┌────────

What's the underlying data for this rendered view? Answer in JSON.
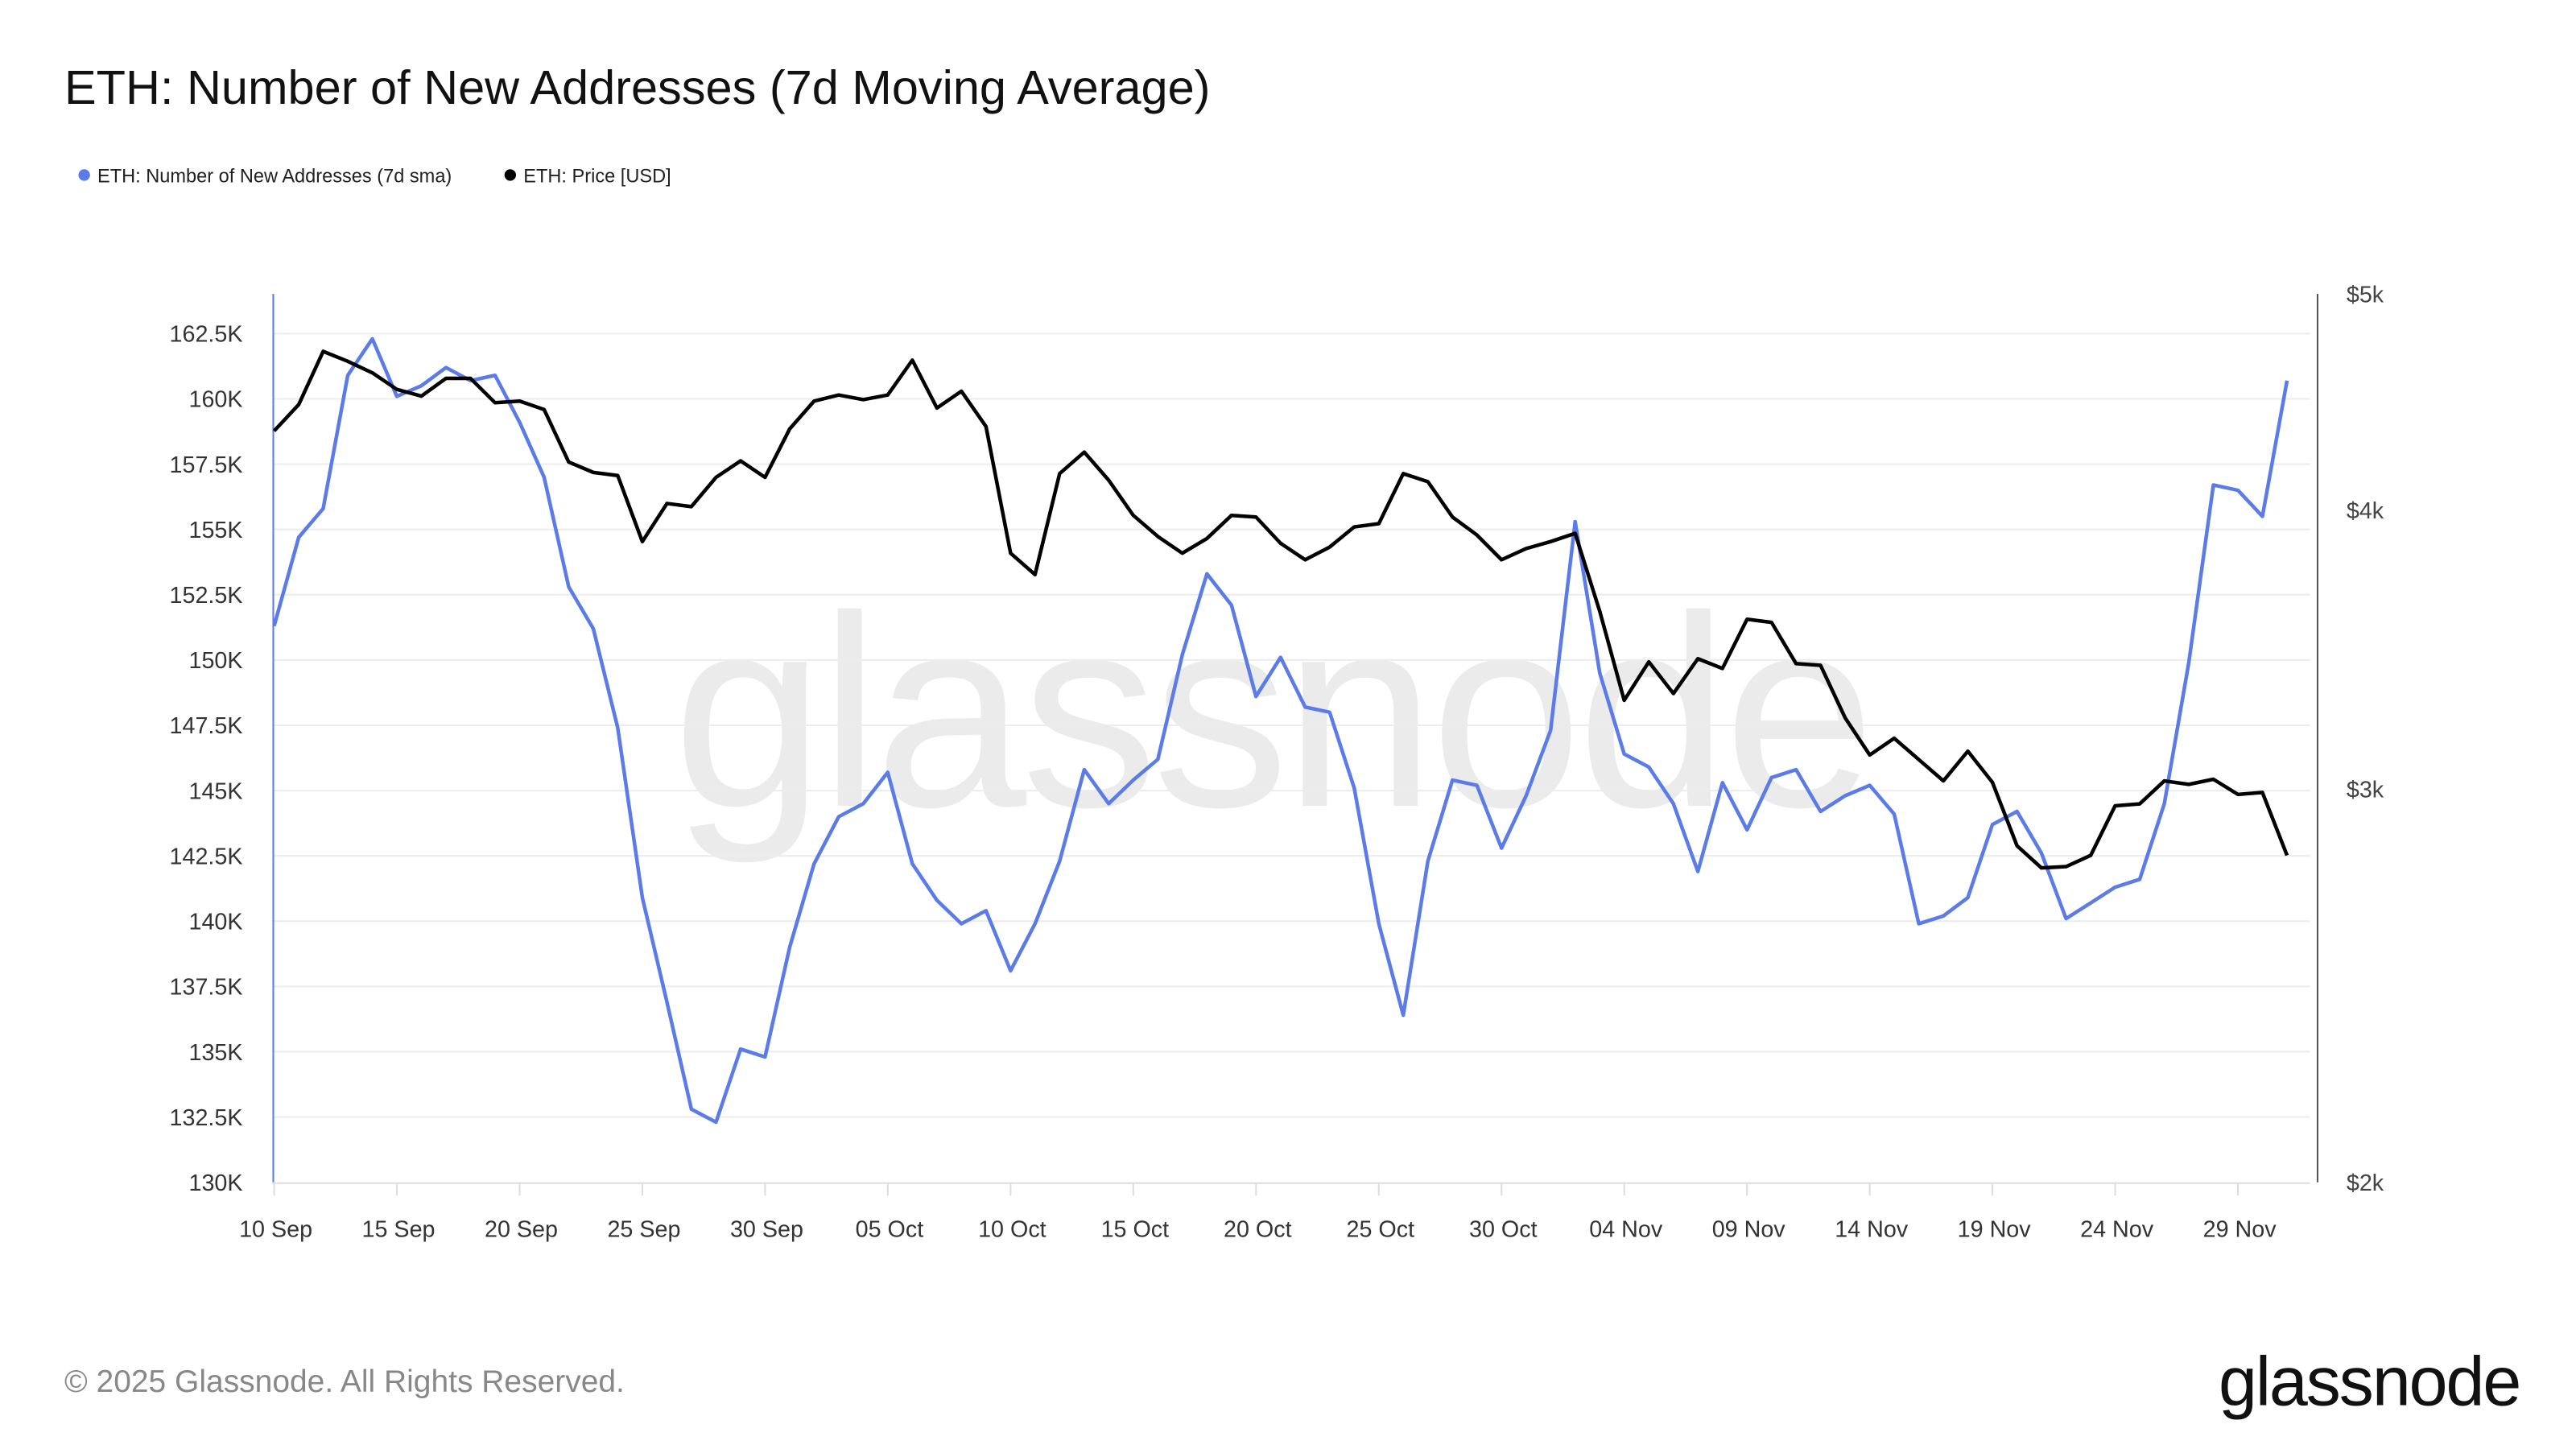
{
  "title": "ETH: Number of New Addresses (7d Moving Average)",
  "footer": {
    "copyright": "© 2025 Glassnode. All Rights Reserved.",
    "logo": "glassnode"
  },
  "watermark": "glassnode",
  "colors": {
    "addresses": "#5b7be8",
    "price": "#000000",
    "grid": "#ececec"
  },
  "chart_data": {
    "type": "line",
    "title": "ETH: Number of New Addresses (7d Moving Average)",
    "legend_position": "top-left",
    "grid": true,
    "x_start": "2025-09-10",
    "x_end": "2025-12-01",
    "x_ticks": [
      "10 Sep",
      "15 Sep",
      "20 Sep",
      "25 Sep",
      "30 Sep",
      "05 Oct",
      "10 Oct",
      "15 Oct",
      "20 Oct",
      "25 Oct",
      "30 Oct",
      "04 Nov",
      "09 Nov",
      "14 Nov",
      "19 Nov",
      "24 Nov",
      "29 Nov"
    ],
    "y_left": {
      "min": 130000,
      "max": 162500,
      "ticks": [
        "130K",
        "132.5K",
        "135K",
        "137.5K",
        "140K",
        "142.5K",
        "145K",
        "147.5K",
        "150K",
        "152.5K",
        "155K",
        "157.5K",
        "160K",
        "162.5K"
      ]
    },
    "y_right": {
      "scale": "log",
      "min": 2000,
      "max": 5000,
      "ticks": [
        {
          "v": 2000,
          "label": "$2k"
        },
        {
          "v": 3000,
          "label": "$3k"
        },
        {
          "v": 4000,
          "label": "$4k"
        },
        {
          "v": 5000,
          "label": "$5k"
        }
      ]
    },
    "series": [
      {
        "name": "ETH: Number of New Addresses (7d sma)",
        "axis": "left",
        "color": "#5b7be8",
        "values": [
          151300,
          154700,
          155800,
          160900,
          162300,
          160100,
          160500,
          161200,
          160700,
          160900,
          159100,
          157000,
          152800,
          151200,
          147400,
          140900,
          136900,
          132800,
          132300,
          135100,
          134800,
          139000,
          142200,
          144000,
          144500,
          145700,
          142200,
          140800,
          139900,
          140400,
          138100,
          139900,
          142300,
          145800,
          144500,
          145400,
          146200,
          150200,
          153300,
          152100,
          148600,
          150100,
          148200,
          148000,
          145100,
          139900,
          136400,
          142300,
          145400,
          145200,
          142800,
          144800,
          147300,
          155300,
          149500,
          146400,
          145900,
          144500,
          141900,
          145300,
          143500,
          145500,
          145800,
          144200,
          144800,
          145200,
          144100,
          139900,
          140200,
          140900,
          143700,
          144200,
          142600,
          140100,
          140700,
          141300,
          141600,
          144500,
          149900,
          156700,
          156500,
          155500,
          160700
        ]
      },
      {
        "name": "ETH: Price [USD]",
        "axis": "right",
        "color": "#000000",
        "values": [
          4341,
          4461,
          4712,
          4664,
          4609,
          4531,
          4500,
          4583,
          4583,
          4469,
          4477,
          4438,
          4204,
          4159,
          4146,
          3873,
          4028,
          4015,
          4138,
          4209,
          4138,
          4350,
          4477,
          4505,
          4484,
          4505,
          4670,
          4445,
          4523,
          4361,
          3827,
          3743,
          4154,
          4247,
          4126,
          3979,
          3893,
          3827,
          3885,
          3979,
          3972,
          3866,
          3801,
          3851,
          3932,
          3945,
          4154,
          4120,
          3972,
          3899,
          3801,
          3845,
          3873,
          3906,
          3604,
          3288,
          3421,
          3311,
          3432,
          3398,
          3575,
          3563,
          3415,
          3409,
          3229,
          3108,
          3162,
          3093,
          3026,
          3120,
          3021,
          2830,
          2766,
          2770,
          2802,
          2949,
          2955,
          3026,
          3015,
          3031,
          2984,
          2990,
          2802
        ]
      }
    ]
  }
}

└────────

## [WHAT YOU NEED TO DO]
Give every record again exactly, apart from the pictures, which stay out.

## [RESULT OF THIS TASK]
What's the underlying data for this rendered view? Answer in JSON.
{
  "title": "ETH: Number of New Addresses (7d Moving Average)",
  "footer": {
    "copyright": "© 2025 Glassnode. All Rights Reserved.",
    "logo": "glassnode"
  },
  "watermark": "glassnode",
  "colors": {
    "addresses": "#5b7be8",
    "price": "#000000",
    "grid": "#ececec"
  },
  "chart_data": {
    "type": "line",
    "title": "ETH: Number of New Addresses (7d Moving Average)",
    "legend_position": "top-left",
    "grid": true,
    "x_start": "2025-09-10",
    "x_end": "2025-12-01",
    "x_ticks": [
      "10 Sep",
      "15 Sep",
      "20 Sep",
      "25 Sep",
      "30 Sep",
      "05 Oct",
      "10 Oct",
      "15 Oct",
      "20 Oct",
      "25 Oct",
      "30 Oct",
      "04 Nov",
      "09 Nov",
      "14 Nov",
      "19 Nov",
      "24 Nov",
      "29 Nov"
    ],
    "y_left": {
      "min": 130000,
      "max": 162500,
      "ticks": [
        "130K",
        "132.5K",
        "135K",
        "137.5K",
        "140K",
        "142.5K",
        "145K",
        "147.5K",
        "150K",
        "152.5K",
        "155K",
        "157.5K",
        "160K",
        "162.5K"
      ]
    },
    "y_right": {
      "scale": "log",
      "min": 2000,
      "max": 5000,
      "ticks": [
        {
          "v": 2000,
          "label": "$2k"
        },
        {
          "v": 3000,
          "label": "$3k"
        },
        {
          "v": 4000,
          "label": "$4k"
        },
        {
          "v": 5000,
          "label": "$5k"
        }
      ]
    },
    "series": [
      {
        "name": "ETH: Number of New Addresses (7d sma)",
        "axis": "left",
        "color": "#5b7be8",
        "values": [
          151300,
          154700,
          155800,
          160900,
          162300,
          160100,
          160500,
          161200,
          160700,
          160900,
          159100,
          157000,
          152800,
          151200,
          147400,
          140900,
          136900,
          132800,
          132300,
          135100,
          134800,
          139000,
          142200,
          144000,
          144500,
          145700,
          142200,
          140800,
          139900,
          140400,
          138100,
          139900,
          142300,
          145800,
          144500,
          145400,
          146200,
          150200,
          153300,
          152100,
          148600,
          150100,
          148200,
          148000,
          145100,
          139900,
          136400,
          142300,
          145400,
          145200,
          142800,
          144800,
          147300,
          155300,
          149500,
          146400,
          145900,
          144500,
          141900,
          145300,
          143500,
          145500,
          145800,
          144200,
          144800,
          145200,
          144100,
          139900,
          140200,
          140900,
          143700,
          144200,
          142600,
          140100,
          140700,
          141300,
          141600,
          144500,
          149900,
          156700,
          156500,
          155500,
          160700
        ]
      },
      {
        "name": "ETH: Price [USD]",
        "axis": "right",
        "color": "#000000",
        "values": [
          4341,
          4461,
          4712,
          4664,
          4609,
          4531,
          4500,
          4583,
          4583,
          4469,
          4477,
          4438,
          4204,
          4159,
          4146,
          3873,
          4028,
          4015,
          4138,
          4209,
          4138,
          4350,
          4477,
          4505,
          4484,
          4505,
          4670,
          4445,
          4523,
          4361,
          3827,
          3743,
          4154,
          4247,
          4126,
          3979,
          3893,
          3827,
          3885,
          3979,
          3972,
          3866,
          3801,
          3851,
          3932,
          3945,
          4154,
          4120,
          3972,
          3899,
          3801,
          3845,
          3873,
          3906,
          3604,
          3288,
          3421,
          3311,
          3432,
          3398,
          3575,
          3563,
          3415,
          3409,
          3229,
          3108,
          3162,
          3093,
          3026,
          3120,
          3021,
          2830,
          2766,
          2770,
          2802,
          2949,
          2955,
          3026,
          3015,
          3031,
          2984,
          2990,
          2802
        ]
      }
    ]
  }
}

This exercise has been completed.